— Begin Dataset entries —

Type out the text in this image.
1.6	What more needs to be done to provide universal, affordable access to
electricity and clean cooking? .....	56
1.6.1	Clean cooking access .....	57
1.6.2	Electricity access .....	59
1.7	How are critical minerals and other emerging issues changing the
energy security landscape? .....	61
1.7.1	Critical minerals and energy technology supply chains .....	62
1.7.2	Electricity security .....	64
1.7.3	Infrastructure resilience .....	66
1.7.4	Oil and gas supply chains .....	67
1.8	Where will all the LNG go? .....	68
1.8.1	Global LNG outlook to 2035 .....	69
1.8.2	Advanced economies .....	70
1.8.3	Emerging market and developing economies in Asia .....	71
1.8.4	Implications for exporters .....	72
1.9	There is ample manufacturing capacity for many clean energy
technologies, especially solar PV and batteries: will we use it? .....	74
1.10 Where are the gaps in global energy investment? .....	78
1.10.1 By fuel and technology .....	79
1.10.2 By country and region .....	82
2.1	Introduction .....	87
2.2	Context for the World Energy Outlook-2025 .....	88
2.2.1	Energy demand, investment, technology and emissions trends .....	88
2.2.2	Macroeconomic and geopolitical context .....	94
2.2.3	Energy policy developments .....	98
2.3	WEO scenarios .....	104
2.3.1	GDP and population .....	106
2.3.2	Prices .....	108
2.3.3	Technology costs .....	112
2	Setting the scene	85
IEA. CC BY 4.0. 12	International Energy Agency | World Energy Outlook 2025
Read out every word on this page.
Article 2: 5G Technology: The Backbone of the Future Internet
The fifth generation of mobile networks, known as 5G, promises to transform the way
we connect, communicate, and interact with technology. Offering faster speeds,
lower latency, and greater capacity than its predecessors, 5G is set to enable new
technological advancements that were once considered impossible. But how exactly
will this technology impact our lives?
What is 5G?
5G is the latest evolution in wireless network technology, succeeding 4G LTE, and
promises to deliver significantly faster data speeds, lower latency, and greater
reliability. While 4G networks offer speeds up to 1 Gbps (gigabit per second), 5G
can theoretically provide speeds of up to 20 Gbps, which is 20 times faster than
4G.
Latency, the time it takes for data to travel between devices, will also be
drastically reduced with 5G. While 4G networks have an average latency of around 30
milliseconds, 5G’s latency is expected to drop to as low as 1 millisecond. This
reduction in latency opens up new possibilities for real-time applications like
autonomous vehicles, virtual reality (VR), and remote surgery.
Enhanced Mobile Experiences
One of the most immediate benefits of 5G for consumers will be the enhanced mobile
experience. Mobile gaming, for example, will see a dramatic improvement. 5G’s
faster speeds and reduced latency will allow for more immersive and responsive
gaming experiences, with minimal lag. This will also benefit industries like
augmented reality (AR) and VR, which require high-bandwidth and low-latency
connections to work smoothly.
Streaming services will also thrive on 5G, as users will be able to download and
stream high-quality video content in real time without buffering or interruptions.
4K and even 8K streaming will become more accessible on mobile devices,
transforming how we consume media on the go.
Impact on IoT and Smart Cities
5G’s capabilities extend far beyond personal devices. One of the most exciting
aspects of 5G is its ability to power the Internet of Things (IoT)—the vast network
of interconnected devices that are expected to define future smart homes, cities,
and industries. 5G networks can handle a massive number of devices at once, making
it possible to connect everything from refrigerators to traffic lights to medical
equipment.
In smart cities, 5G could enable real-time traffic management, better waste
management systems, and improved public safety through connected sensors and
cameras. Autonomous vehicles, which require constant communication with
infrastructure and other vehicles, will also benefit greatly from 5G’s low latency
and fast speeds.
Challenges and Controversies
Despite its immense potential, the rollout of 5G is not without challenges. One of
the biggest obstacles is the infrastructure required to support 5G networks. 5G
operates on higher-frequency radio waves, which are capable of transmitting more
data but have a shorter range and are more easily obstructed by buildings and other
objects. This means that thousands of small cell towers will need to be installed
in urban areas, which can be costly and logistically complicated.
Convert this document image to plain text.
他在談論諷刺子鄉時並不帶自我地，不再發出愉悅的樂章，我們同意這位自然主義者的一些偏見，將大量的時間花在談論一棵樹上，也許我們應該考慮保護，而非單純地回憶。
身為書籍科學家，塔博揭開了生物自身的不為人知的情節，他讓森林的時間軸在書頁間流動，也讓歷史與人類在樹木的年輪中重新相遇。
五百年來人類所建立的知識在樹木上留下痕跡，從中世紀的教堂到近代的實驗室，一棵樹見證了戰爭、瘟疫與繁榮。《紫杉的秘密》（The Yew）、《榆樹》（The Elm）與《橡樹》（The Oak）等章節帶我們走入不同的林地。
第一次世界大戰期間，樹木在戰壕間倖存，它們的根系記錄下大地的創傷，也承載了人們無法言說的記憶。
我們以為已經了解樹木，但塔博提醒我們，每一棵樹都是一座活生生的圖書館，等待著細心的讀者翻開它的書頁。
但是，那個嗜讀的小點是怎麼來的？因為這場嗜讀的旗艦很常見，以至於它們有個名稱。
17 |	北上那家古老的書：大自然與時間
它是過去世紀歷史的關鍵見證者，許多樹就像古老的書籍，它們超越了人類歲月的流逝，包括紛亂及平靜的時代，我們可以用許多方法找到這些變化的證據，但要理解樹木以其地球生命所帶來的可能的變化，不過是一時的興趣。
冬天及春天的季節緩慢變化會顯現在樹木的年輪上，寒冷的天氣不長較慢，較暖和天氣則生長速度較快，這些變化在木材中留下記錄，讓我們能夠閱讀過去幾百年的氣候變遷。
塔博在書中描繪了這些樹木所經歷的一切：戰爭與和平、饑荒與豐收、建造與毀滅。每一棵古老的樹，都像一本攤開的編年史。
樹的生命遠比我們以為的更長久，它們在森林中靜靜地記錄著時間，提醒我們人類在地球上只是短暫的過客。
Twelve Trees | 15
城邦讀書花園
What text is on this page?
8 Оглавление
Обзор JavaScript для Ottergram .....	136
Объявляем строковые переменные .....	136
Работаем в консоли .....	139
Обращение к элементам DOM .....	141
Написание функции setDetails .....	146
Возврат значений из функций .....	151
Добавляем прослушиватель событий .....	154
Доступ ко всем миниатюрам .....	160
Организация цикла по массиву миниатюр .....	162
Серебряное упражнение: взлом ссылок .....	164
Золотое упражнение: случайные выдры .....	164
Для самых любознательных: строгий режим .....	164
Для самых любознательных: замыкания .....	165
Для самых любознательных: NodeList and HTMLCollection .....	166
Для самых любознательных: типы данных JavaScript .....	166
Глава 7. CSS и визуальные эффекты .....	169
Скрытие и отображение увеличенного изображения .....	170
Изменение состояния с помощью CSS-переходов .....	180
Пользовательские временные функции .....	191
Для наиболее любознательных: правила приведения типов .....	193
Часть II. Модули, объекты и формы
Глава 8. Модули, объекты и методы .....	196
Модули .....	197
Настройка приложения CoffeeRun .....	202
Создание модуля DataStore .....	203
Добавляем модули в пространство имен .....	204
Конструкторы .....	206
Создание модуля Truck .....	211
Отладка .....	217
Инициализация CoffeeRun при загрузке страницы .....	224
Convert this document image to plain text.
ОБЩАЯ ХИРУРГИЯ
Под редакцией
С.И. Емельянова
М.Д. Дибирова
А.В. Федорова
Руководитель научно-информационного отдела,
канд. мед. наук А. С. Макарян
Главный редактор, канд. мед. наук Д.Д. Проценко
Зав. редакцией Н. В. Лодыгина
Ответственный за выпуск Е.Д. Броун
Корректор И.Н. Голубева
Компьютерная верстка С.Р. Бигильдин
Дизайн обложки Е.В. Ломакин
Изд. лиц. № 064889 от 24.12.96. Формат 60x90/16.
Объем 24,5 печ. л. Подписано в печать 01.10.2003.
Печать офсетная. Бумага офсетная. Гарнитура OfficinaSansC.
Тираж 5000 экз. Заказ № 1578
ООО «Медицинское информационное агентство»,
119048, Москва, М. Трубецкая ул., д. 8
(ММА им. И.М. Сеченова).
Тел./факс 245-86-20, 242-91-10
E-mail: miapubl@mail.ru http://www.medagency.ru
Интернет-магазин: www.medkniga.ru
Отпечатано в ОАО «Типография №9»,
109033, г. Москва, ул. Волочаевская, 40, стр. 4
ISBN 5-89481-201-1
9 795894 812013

— End Dataset entries —

» **Exercise objective**
Look through the entries above; copy each line where the string "Internet" appears.

» **Answer below**
Article 2: 5G Technology: The Backbone of the Future Internet
aspects of 5G is its ability to power the Internet of Things (IoT)—the vast network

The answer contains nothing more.